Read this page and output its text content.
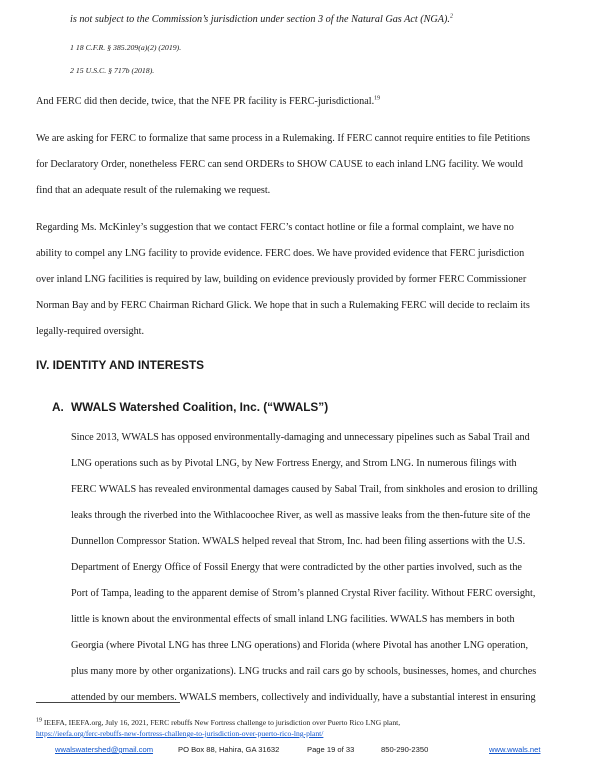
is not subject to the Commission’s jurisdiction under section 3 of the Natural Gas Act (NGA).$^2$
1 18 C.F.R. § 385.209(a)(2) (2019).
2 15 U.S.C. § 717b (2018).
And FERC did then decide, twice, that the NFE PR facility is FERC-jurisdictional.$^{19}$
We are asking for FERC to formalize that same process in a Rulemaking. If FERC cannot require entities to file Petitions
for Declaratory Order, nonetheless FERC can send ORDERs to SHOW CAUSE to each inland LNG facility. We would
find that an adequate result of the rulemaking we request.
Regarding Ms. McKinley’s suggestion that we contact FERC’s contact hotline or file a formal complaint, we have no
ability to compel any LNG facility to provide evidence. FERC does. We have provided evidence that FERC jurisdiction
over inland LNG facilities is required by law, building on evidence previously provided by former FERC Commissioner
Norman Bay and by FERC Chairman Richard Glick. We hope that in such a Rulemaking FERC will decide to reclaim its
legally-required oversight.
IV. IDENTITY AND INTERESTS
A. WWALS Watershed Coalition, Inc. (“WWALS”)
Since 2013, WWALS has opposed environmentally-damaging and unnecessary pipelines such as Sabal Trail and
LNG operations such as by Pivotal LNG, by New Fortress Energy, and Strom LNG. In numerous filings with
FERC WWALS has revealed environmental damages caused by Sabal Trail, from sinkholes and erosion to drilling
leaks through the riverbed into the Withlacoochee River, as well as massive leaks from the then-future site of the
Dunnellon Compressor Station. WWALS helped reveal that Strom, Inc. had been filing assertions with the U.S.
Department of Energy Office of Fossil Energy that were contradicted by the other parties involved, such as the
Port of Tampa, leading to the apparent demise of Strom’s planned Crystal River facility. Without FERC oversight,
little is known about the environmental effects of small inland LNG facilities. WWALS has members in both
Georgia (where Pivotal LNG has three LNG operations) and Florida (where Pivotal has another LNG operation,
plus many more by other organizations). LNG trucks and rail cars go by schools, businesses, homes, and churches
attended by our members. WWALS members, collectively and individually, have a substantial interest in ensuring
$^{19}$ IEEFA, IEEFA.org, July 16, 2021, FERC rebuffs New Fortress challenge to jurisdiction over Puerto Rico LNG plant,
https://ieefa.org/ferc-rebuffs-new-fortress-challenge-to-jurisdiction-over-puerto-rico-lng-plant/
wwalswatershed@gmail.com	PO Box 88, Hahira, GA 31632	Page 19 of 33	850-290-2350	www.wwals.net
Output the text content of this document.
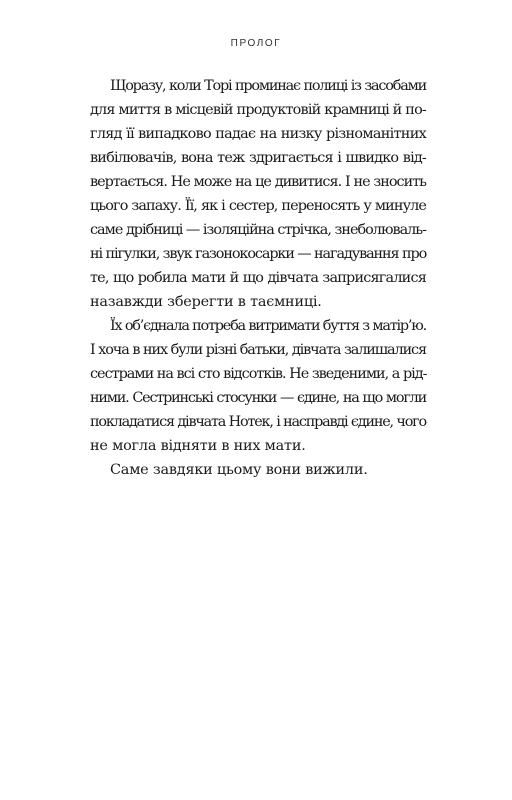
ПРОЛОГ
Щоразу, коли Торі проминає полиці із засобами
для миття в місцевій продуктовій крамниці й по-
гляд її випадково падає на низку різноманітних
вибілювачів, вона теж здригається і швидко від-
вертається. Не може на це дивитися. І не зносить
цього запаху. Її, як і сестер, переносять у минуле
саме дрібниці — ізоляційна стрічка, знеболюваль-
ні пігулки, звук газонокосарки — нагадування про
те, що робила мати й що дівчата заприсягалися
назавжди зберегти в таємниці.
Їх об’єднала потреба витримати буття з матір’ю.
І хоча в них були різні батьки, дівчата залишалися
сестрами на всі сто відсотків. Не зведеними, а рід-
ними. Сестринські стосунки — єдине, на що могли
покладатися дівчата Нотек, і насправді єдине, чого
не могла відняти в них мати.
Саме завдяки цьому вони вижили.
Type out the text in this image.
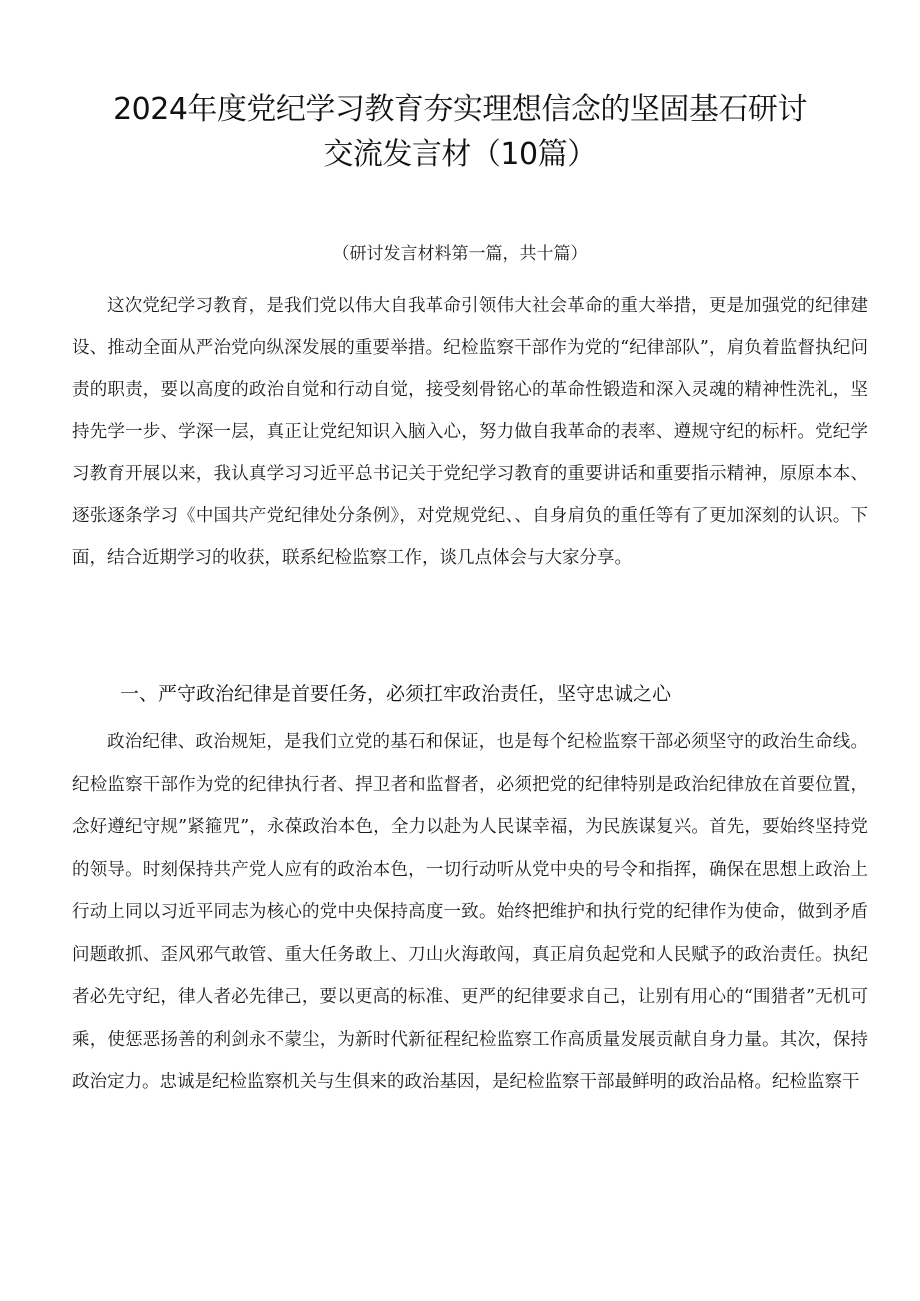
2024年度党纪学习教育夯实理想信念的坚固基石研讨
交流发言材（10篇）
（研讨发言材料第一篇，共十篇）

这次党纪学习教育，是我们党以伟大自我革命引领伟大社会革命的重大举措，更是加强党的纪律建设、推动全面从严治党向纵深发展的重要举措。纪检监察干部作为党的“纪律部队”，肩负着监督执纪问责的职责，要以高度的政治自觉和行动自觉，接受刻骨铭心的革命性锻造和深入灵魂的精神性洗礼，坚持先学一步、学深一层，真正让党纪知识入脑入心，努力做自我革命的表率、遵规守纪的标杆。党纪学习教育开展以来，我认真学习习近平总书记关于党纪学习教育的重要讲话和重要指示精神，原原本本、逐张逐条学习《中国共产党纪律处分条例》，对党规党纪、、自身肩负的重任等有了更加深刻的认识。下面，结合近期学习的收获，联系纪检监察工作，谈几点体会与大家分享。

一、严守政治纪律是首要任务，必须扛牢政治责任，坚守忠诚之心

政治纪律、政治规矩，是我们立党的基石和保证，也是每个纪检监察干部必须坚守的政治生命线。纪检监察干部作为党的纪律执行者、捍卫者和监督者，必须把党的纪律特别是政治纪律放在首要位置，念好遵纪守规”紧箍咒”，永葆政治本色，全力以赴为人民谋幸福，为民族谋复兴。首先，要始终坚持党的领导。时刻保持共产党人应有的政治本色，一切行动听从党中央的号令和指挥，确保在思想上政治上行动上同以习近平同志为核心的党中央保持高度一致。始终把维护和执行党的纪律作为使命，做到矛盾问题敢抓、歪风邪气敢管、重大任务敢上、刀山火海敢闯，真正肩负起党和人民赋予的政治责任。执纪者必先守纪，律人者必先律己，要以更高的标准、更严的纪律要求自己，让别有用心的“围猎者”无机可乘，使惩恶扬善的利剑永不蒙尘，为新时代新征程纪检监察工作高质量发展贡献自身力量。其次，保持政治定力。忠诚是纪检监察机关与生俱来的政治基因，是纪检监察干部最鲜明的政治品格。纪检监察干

THE REQUEST: Retype everything in the material word for word, minus pictures.

FULL RESPONSE:
Read this page and output its text content.
is not subject to the Commission’s jurisdiction under section 3 of the Natural Gas Act (NGA).$^2$
1 18 C.F.R. § 385.209(a)(2) (2019).
2 15 U.S.C. § 717b (2018).
And FERC did then decide, twice, that the NFE PR facility is FERC-jurisdictional.$^{19}$
We are asking for FERC to formalize that same process in a Rulemaking. If FERC cannot require entities to file Petitions
for Declaratory Order, nonetheless FERC can send ORDERs to SHOW CAUSE to each inland LNG facility. We would
find that an adequate result of the rulemaking we request.
Regarding Ms. McKinley’s suggestion that we contact FERC’s contact hotline or file a formal complaint, we have no
ability to compel any LNG facility to provide evidence. FERC does. We have provided evidence that FERC jurisdiction
over inland LNG facilities is required by law, building on evidence previously provided by former FERC Commissioner
Norman Bay and by FERC Chairman Richard Glick. We hope that in such a Rulemaking FERC will decide to reclaim its
legally-required oversight.
IV. IDENTITY AND INTERESTS
A. WWALS Watershed Coalition, Inc. (“WWALS”)
Since 2013, WWALS has opposed environmentally-damaging and unnecessary pipelines such as Sabal Trail and
LNG operations such as by Pivotal LNG, by New Fortress Energy, and Strom LNG. In numerous filings with
FERC WWALS has revealed environmental damages caused by Sabal Trail, from sinkholes and erosion to drilling
leaks through the riverbed into the Withlacoochee River, as well as massive leaks from the then-future site of the
Dunnellon Compressor Station. WWALS helped reveal that Strom, Inc. had been filing assertions with the U.S.
Department of Energy Office of Fossil Energy that were contradicted by the other parties involved, such as the
Port of Tampa, leading to the apparent demise of Strom’s planned Crystal River facility. Without FERC oversight,
little is known about the environmental effects of small inland LNG facilities. WWALS has members in both
Georgia (where Pivotal LNG has three LNG operations) and Florida (where Pivotal has another LNG operation,
plus many more by other organizations). LNG trucks and rail cars go by schools, businesses, homes, and churches
attended by our members. WWALS members, collectively and individually, have a substantial interest in ensuring
$^{19}$ IEEFA, IEEFA.org, July 16, 2021, FERC rebuffs New Fortress challenge to jurisdiction over Puerto Rico LNG plant,
https://ieefa.org/ferc-rebuffs-new-fortress-challenge-to-jurisdiction-over-puerto-rico-lng-plant/
wwalswatershed@gmail.com	PO Box 88, Hahira, GA 31632	Page 19 of 33	850-290-2350	www.wwals.net
Output the text content of this document.
ПРОЛОГ
Щоразу, коли Торі проминає полиці із засобами
для миття в місцевій продуктовій крамниці й по-
гляд її випадково падає на низку різноманітних
вибілювачів, вона теж здригається і швидко від-
вертається. Не може на це дивитися. І не зносить
цього запаху. Її, як і сестер, переносять у минуле
саме дрібниці — ізоляційна стрічка, знеболюваль-
ні пігулки, звук газонокосарки — нагадування про
те, що робила мати й що дівчата заприсягалися
назавжди зберегти в таємниці.
Їх об’єднала потреба витримати буття з матір’ю.
І хоча в них були різні батьки, дівчата залишалися
сестрами на всі сто відсотків. Не зведеними, а рід-
ними. Сестринські стосунки — єдине, на що могли
покладатися дівчата Нотек, і насправді єдине, чого
не могла відняти в них мати.
Саме завдяки цьому вони вижили.
Type out the text in this image.
2024年度党纪学习教育夯实理想信念的坚固基石研讨
交流发言材（10篇）
（研讨发言材料第一篇，共十篇）

这次党纪学习教育，是我们党以伟大自我革命引领伟大社会革命的重大举措，更是加强党的纪律建设、推动全面从严治党向纵深发展的重要举措。纪检监察干部作为党的“纪律部队”，肩负着监督执纪问责的职责，要以高度的政治自觉和行动自觉，接受刻骨铭心的革命性锻造和深入灵魂的精神性洗礼，坚持先学一步、学深一层，真正让党纪知识入脑入心，努力做自我革命的表率、遵规守纪的标杆。党纪学习教育开展以来，我认真学习习近平总书记关于党纪学习教育的重要讲话和重要指示精神，原原本本、逐张逐条学习《中国共产党纪律处分条例》，对党规党纪、、自身肩负的重任等有了更加深刻的认识。下面，结合近期学习的收获，联系纪检监察工作，谈几点体会与大家分享。

一、严守政治纪律是首要任务，必须扛牢政治责任，坚守忠诚之心

政治纪律、政治规矩，是我们立党的基石和保证，也是每个纪检监察干部必须坚守的政治生命线。纪检监察干部作为党的纪律执行者、捍卫者和监督者，必须把党的纪律特别是政治纪律放在首要位置，念好遵纪守规”紧箍咒”，永葆政治本色，全力以赴为人民谋幸福，为民族谋复兴。首先，要始终坚持党的领导。时刻保持共产党人应有的政治本色，一切行动听从党中央的号令和指挥，确保在思想上政治上行动上同以习近平同志为核心的党中央保持高度一致。始终把维护和执行党的纪律作为使命，做到矛盾问题敢抓、歪风邪气敢管、重大任务敢上、刀山火海敢闯，真正肩负起党和人民赋予的政治责任。执纪者必先守纪，律人者必先律己，要以更高的标准、更严的纪律要求自己，让别有用心的“围猎者”无机可乘，使惩恶扬善的利剑永不蒙尘，为新时代新征程纪检监察工作高质量发展贡献自身力量。其次，保持政治定力。忠诚是纪检监察机关与生俱来的政治基因，是纪检监察干部最鲜明的政治品格。纪检监察干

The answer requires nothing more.